*Directions*. Print the listing in its entirety and exactly, leaving out images.

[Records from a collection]
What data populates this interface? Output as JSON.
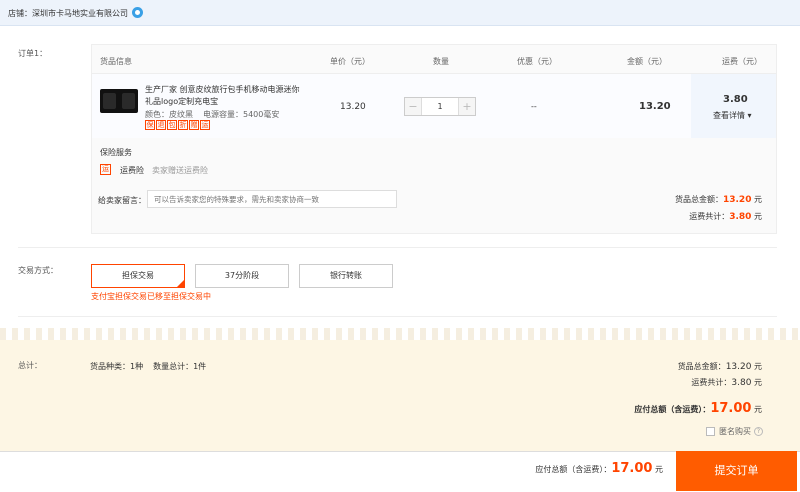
{
  "shop": {
    "label": "店铺：",
    "name": "深圳市卡马地实业有限公司",
    "icon": "wangwang-icon"
  },
  "order": {
    "label": "订单1：",
    "headers": [
      "货品信息",
      "单价（元）",
      "数量",
      "优惠（元）",
      "金额（元）",
      "运费（元）"
    ],
    "product": {
      "title": "生产厂家 创意皮纹旅行包手机移动电源迷你礼品logo定制充电宝",
      "color": "颜色：皮纹黑",
      "capacity": "电源容量：5400毫安",
      "badges": [
        "保",
        "退",
        "包",
        "折",
        "赠",
        "运"
      ],
      "unit_price": "13.20",
      "quantity": "1",
      "discount": "--",
      "amount": "13.20",
      "freight": "3.80",
      "freight_detail": "查看详情 ▾"
    },
    "insurance": {
      "title": "保险服务",
      "icon_text": "运",
      "name": "运费险",
      "desc": "卖家赠送运费险"
    },
    "message": {
      "label": "给卖家留言：",
      "placeholder": "可以告诉卖家您的特殊要求，需先和卖家协商一致"
    },
    "subtotal": {
      "goods_label": "货品总金额：",
      "goods_value": "13.20",
      "freight_label": "运费共计：",
      "freight_value": "3.80",
      "unit": "元"
    }
  },
  "payment": {
    "label": "交易方式：",
    "options": [
      "担保交易",
      "37分阶段",
      "银行转账"
    ],
    "selected": 0,
    "note": "支付宝担保交易已移至担保交易中"
  },
  "summary": {
    "label": "总计：",
    "kinds": "货品种类：1种",
    "count": "数量总计：1件",
    "goods_label": "货品总金额：",
    "goods_value": "13.20",
    "freight_label": "运费共计：",
    "freight_value": "3.80",
    "unit": "元",
    "total_label": "应付总额（含运费）：",
    "total_value": "17.00",
    "anonymous": "匿名购买"
  },
  "bottom": {
    "total_label": "应付总额（含运费）：",
    "total_value": "17.00",
    "unit": "元",
    "submit": "提交订单"
  },
  "colors": {
    "accent": "#ff5c00",
    "price": "#ff4400",
    "summary_bg": "#fdf6e4",
    "shopbar_bg": "#edf3fb"
  }
}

*Completed task*.
What data populates this interface? Output as JSON.
{
  "shop": {
    "label": "店铺：",
    "name": "深圳市卡马地实业有限公司",
    "icon": "wangwang-icon"
  },
  "order": {
    "label": "订单1：",
    "headers": [
      "货品信息",
      "单价（元）",
      "数量",
      "优惠（元）",
      "金额（元）",
      "运费（元）"
    ],
    "product": {
      "title": "生产厂家 创意皮纹旅行包手机移动电源迷你礼品logo定制充电宝",
      "color": "颜色：皮纹黑",
      "capacity": "电源容量：5400毫安",
      "badges": [
        "保",
        "退",
        "包",
        "折",
        "赠",
        "运"
      ],
      "unit_price": "13.20",
      "quantity": "1",
      "discount": "--",
      "amount": "13.20",
      "freight": "3.80",
      "freight_detail": "查看详情 ▾"
    },
    "insurance": {
      "title": "保险服务",
      "icon_text": "运",
      "name": "运费险",
      "desc": "卖家赠送运费险"
    },
    "message": {
      "label": "给卖家留言：",
      "placeholder": "可以告诉卖家您的特殊要求，需先和卖家协商一致"
    },
    "subtotal": {
      "goods_label": "货品总金额：",
      "goods_value": "13.20",
      "freight_label": "运费共计：",
      "freight_value": "3.80",
      "unit": "元"
    }
  },
  "payment": {
    "label": "交易方式：",
    "options": [
      "担保交易",
      "37分阶段",
      "银行转账"
    ],
    "selected": 0,
    "note": "支付宝担保交易已移至担保交易中"
  },
  "summary": {
    "label": "总计：",
    "kinds": "货品种类：1种",
    "count": "数量总计：1件",
    "goods_label": "货品总金额：",
    "goods_value": "13.20",
    "freight_label": "运费共计：",
    "freight_value": "3.80",
    "unit": "元",
    "total_label": "应付总额（含运费）：",
    "total_value": "17.00",
    "anonymous": "匿名购买"
  },
  "bottom": {
    "total_label": "应付总额（含运费）：",
    "total_value": "17.00",
    "unit": "元",
    "submit": "提交订单"
  },
  "colors": {
    "accent": "#ff5c00",
    "price": "#ff4400",
    "summary_bg": "#fdf6e4",
    "shopbar_bg": "#edf3fb"
  }
}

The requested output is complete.